GIVEN INSTRUCTION –
Without further comment, state how many lines in the listing below contain the word "this".
[START]
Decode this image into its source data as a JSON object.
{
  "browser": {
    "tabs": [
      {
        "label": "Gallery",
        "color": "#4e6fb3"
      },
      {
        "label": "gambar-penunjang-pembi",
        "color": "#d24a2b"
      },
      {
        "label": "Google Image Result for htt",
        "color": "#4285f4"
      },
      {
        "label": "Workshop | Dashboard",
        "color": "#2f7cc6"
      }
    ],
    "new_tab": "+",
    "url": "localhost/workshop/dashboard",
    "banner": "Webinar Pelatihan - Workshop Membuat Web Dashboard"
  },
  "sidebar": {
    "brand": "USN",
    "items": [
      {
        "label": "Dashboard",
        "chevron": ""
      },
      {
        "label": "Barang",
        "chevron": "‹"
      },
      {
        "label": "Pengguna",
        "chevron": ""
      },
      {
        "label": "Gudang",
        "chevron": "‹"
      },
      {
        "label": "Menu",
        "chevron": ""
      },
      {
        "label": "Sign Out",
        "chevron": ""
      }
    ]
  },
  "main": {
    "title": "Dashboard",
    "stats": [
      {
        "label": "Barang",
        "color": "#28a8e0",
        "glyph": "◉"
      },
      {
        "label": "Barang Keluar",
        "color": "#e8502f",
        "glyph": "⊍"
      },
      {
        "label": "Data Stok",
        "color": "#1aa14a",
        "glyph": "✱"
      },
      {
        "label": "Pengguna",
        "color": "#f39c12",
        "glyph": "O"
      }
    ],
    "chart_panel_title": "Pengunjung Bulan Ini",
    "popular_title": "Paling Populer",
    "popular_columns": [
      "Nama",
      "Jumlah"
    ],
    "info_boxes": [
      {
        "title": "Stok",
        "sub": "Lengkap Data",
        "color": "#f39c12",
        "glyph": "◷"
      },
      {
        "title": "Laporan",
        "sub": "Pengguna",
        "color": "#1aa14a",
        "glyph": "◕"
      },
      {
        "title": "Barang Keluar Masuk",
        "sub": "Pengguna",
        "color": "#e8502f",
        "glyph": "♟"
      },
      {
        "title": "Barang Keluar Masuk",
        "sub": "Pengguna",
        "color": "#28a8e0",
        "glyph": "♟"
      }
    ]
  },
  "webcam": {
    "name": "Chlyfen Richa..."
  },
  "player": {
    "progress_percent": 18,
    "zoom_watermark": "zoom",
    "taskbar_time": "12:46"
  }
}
[END]
[START]
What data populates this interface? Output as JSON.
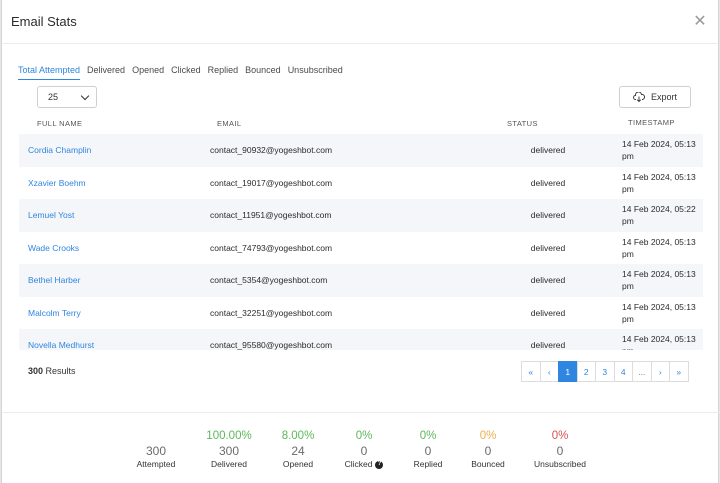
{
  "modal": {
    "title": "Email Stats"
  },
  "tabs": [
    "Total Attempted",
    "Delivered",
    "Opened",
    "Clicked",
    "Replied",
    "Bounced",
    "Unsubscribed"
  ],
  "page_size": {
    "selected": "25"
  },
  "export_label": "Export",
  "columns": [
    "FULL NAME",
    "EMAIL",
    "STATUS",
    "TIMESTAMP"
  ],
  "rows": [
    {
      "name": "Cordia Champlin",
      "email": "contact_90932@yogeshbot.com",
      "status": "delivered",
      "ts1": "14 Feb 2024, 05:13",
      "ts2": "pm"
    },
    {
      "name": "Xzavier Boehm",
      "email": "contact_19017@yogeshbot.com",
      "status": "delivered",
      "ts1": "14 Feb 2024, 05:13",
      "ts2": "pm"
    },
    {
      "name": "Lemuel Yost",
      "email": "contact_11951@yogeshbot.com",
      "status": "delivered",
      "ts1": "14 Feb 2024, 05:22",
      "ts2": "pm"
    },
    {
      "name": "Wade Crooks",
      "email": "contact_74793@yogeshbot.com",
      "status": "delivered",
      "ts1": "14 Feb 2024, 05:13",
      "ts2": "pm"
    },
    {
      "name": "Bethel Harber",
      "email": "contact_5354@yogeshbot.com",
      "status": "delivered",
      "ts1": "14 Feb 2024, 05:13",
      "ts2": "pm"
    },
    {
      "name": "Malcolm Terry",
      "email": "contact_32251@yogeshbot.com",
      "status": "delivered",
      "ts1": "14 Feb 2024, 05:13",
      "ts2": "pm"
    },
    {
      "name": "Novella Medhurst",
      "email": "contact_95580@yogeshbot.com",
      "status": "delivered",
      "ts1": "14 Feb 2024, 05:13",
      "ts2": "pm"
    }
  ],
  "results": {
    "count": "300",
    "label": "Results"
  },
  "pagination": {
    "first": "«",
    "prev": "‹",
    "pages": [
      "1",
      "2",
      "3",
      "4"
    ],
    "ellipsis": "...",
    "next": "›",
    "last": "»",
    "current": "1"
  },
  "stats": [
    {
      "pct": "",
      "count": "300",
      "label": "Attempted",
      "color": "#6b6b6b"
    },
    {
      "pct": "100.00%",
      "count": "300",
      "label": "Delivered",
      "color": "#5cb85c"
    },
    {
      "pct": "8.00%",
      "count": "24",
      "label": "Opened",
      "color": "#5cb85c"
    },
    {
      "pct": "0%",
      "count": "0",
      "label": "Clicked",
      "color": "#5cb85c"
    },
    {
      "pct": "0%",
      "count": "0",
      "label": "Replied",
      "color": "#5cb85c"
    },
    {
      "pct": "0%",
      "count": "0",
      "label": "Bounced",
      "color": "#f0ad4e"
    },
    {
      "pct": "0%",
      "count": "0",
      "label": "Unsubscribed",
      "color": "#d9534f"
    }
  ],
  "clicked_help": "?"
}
[END]
[START]
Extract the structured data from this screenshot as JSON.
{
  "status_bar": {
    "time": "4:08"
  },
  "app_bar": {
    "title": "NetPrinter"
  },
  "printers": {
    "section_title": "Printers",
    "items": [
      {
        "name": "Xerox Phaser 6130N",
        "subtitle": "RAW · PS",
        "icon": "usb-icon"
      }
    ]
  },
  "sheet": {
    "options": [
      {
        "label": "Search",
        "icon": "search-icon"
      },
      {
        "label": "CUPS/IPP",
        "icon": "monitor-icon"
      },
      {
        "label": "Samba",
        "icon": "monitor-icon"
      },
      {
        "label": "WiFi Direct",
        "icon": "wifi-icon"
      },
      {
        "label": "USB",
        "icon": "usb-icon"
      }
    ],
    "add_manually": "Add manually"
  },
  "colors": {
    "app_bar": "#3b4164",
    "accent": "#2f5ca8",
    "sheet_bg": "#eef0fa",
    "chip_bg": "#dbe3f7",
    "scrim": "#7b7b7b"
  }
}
[END]
EXERCISE ANSWER –
3